- **STATED EXERCISE**
Emit the entire listing verbatim.

- **RAW RECORDS**

..............................

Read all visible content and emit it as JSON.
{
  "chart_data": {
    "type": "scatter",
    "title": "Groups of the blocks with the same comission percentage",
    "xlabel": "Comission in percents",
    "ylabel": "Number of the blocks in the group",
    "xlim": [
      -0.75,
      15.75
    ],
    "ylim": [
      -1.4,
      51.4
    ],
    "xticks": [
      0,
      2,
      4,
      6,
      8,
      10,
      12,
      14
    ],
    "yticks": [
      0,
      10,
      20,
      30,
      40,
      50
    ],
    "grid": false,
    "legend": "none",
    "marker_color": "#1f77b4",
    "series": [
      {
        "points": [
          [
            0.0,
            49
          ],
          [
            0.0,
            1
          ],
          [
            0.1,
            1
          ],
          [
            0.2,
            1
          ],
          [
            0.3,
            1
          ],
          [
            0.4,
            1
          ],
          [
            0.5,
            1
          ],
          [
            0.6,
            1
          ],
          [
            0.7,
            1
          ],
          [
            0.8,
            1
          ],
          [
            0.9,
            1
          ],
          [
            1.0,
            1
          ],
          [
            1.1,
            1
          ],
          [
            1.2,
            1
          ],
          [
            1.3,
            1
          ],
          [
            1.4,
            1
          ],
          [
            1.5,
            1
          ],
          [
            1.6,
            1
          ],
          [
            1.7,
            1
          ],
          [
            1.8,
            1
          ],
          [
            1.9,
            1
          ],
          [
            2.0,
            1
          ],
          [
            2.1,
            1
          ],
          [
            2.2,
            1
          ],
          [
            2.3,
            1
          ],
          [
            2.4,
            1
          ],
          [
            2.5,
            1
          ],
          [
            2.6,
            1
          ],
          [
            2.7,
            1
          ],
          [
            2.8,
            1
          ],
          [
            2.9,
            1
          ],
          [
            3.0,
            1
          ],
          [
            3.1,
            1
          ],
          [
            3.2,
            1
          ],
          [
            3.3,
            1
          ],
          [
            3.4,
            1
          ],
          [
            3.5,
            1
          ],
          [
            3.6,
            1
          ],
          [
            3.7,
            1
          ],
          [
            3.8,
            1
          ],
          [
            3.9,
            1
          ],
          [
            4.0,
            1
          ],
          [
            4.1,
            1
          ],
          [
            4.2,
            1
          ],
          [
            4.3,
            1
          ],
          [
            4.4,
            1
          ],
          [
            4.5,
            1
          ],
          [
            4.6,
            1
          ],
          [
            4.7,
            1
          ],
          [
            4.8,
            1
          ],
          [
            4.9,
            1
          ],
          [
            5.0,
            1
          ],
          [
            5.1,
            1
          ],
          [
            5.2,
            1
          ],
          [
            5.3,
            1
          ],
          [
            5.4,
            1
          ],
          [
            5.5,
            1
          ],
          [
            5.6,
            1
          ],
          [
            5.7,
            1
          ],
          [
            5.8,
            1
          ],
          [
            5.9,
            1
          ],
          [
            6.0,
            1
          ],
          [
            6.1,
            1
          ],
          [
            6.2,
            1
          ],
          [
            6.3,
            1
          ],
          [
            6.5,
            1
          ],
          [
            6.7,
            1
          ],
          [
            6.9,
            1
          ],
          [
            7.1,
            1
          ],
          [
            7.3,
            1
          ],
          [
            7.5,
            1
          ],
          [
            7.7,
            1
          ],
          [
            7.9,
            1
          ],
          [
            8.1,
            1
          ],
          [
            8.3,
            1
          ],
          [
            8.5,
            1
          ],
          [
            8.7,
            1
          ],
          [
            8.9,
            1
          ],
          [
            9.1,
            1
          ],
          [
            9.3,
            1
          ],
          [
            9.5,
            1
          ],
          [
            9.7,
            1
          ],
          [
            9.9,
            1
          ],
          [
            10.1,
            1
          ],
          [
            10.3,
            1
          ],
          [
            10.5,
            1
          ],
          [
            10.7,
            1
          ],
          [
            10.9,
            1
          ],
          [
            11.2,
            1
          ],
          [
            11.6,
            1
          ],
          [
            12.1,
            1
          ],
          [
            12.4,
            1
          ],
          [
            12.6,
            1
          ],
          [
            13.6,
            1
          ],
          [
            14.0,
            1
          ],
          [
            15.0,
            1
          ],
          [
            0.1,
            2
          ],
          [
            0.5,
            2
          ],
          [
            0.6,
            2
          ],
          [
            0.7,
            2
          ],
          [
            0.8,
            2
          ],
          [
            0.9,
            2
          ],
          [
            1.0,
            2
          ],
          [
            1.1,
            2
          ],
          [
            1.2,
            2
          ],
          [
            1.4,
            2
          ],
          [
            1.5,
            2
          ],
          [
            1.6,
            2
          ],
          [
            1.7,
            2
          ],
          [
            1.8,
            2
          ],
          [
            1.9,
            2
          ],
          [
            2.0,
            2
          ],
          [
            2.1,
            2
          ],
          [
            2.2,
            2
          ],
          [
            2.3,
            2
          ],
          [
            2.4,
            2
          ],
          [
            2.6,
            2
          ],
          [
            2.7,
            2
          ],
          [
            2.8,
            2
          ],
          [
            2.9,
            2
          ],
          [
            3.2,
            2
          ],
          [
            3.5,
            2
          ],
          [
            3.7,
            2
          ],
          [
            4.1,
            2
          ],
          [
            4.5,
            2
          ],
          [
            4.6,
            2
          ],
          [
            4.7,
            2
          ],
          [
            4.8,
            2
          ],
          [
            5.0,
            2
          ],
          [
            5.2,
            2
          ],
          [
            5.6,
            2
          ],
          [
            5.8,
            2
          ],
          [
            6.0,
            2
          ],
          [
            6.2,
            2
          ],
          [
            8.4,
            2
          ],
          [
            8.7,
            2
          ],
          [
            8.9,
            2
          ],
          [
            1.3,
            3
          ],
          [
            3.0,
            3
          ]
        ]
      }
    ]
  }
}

..............................

- **SOLVED PROBLEM**
Read all visible content and emit it as JSON.
{
  "chart_data": {
    "type": "scatter",
    "title": "Groups of the blocks with the same comission percentage",
    "xlabel": "Comission in percents",
    "ylabel": "Number of the blocks in the group",
    "xlim": [
      -0.75,
      15.75
    ],
    "ylim": [
      -1.4,
      51.4
    ],
    "xticks": [
      0,
      2,
      4,
      6,
      8,
      10,
      12,
      14
    ],
    "yticks": [
      0,
      10,
      20,
      30,
      40,
      50
    ],
    "grid": false,
    "legend": "none",
    "marker_color": "#1f77b4",
    "series": [
      {
        "points": [
          [
            0.0,
            49
          ],
          [
            0.0,
            1
          ],
          [
            0.1,
            1
          ],
          [
            0.2,
            1
          ],
          [
            0.3,
            1
          ],
          [
            0.4,
            1
          ],
          [
            0.5,
            1
          ],
          [
            0.6,
            1
          ],
          [
            0.7,
            1
          ],
          [
            0.8,
            1
          ],
          [
            0.9,
            1
          ],
          [
            1.0,
            1
          ],
          [
            1.1,
            1
          ],
          [
            1.2,
            1
          ],
          [
            1.3,
            1
          ],
          [
            1.4,
            1
          ],
          [
            1.5,
            1
          ],
          [
            1.6,
            1
          ],
          [
            1.7,
            1
          ],
          [
            1.8,
            1
          ],
          [
            1.9,
            1
          ],
          [
            2.0,
            1
          ],
          [
            2.1,
            1
          ],
          [
            2.2,
            1
          ],
          [
            2.3,
            1
          ],
          [
            2.4,
            1
          ],
          [
            2.5,
            1
          ],
          [
            2.6,
            1
          ],
          [
            2.7,
            1
          ],
          [
            2.8,
            1
          ],
          [
            2.9,
            1
          ],
          [
            3.0,
            1
          ],
          [
            3.1,
            1
          ],
          [
            3.2,
            1
          ],
          [
            3.3,
            1
          ],
          [
            3.4,
            1
          ],
          [
            3.5,
            1
          ],
          [
            3.6,
            1
          ],
          [
            3.7,
            1
          ],
          [
            3.8,
            1
          ],
          [
            3.9,
            1
          ],
          [
            4.0,
            1
          ],
          [
            4.1,
            1
          ],
          [
            4.2,
            1
          ],
          [
            4.3,
            1
          ],
          [
            4.4,
            1
          ],
          [
            4.5,
            1
          ],
          [
            4.6,
            1
          ],
          [
            4.7,
            1
          ],
          [
            4.8,
            1
          ],
          [
            4.9,
            1
          ],
          [
            5.0,
            1
          ],
          [
            5.1,
            1
          ],
          [
            5.2,
            1
          ],
          [
            5.3,
            1
          ],
          [
            5.4,
            1
          ],
          [
            5.5,
            1
          ],
          [
            5.6,
            1
          ],
          [
            5.7,
            1
          ],
          [
            5.8,
            1
          ],
          [
            5.9,
            1
          ],
          [
            6.0,
            1
          ],
          [
            6.1,
            1
          ],
          [
            6.2,
            1
          ],
          [
            6.3,
            1
          ],
          [
            6.5,
            1
          ],
          [
            6.7,
            1
          ],
          [
            6.9,
            1
          ],
          [
            7.1,
            1
          ],
          [
            7.3,
            1
          ],
          [
            7.5,
            1
          ],
          [
            7.7,
            1
          ],
          [
            7.9,
            1
          ],
          [
            8.1,
            1
          ],
          [
            8.3,
            1
          ],
          [
            8.5,
            1
          ],
          [
            8.7,
            1
          ],
          [
            8.9,
            1
          ],
          [
            9.1,
            1
          ],
          [
            9.3,
            1
          ],
          [
            9.5,
            1
          ],
          [
            9.7,
            1
          ],
          [
            9.9,
            1
          ],
          [
            10.1,
            1
          ],
          [
            10.3,
            1
          ],
          [
            10.5,
            1
          ],
          [
            10.7,
            1
          ],
          [
            10.9,
            1
          ],
          [
            11.2,
            1
          ],
          [
            11.6,
            1
          ],
          [
            12.1,
            1
          ],
          [
            12.4,
            1
          ],
          [
            12.6,
            1
          ],
          [
            13.6,
            1
          ],
          [
            14.0,
            1
          ],
          [
            15.0,
            1
          ],
          [
            0.1,
            2
          ],
          [
            0.5,
            2
          ],
          [
            0.6,
            2
          ],
          [
            0.7,
            2
          ],
          [
            0.8,
            2
          ],
          [
            0.9,
            2
          ],
          [
            1.0,
            2
          ],
          [
            1.1,
            2
          ],
          [
            1.2,
            2
          ],
          [
            1.4,
            2
          ],
          [
            1.5,
            2
          ],
          [
            1.6,
            2
          ],
          [
            1.7,
            2
          ],
          [
            1.8,
            2
          ],
          [
            1.9,
            2
          ],
          [
            2.0,
            2
          ],
          [
            2.1,
            2
          ],
          [
            2.2,
            2
          ],
          [
            2.3,
            2
          ],
          [
            2.4,
            2
          ],
          [
            2.6,
            2
          ],
          [
            2.7,
            2
          ],
          [
            2.8,
            2
          ],
          [
            2.9,
            2
          ],
          [
            3.2,
            2
          ],
          [
            3.5,
            2
          ],
          [
            3.7,
            2
          ],
          [
            4.1,
            2
          ],
          [
            4.5,
            2
          ],
          [
            4.6,
            2
          ],
          [
            4.7,
            2
          ],
          [
            4.8,
            2
          ],
          [
            5.0,
            2
          ],
          [
            5.2,
            2
          ],
          [
            5.6,
            2
          ],
          [
            5.8,
            2
          ],
          [
            6.0,
            2
          ],
          [
            6.2,
            2
          ],
          [
            8.4,
            2
          ],
          [
            8.7,
            2
          ],
          [
            8.9,
            2
          ],
          [
            1.3,
            3
          ],
          [
            3.0,
            3
          ]
        ]
      }
    ]
  }
}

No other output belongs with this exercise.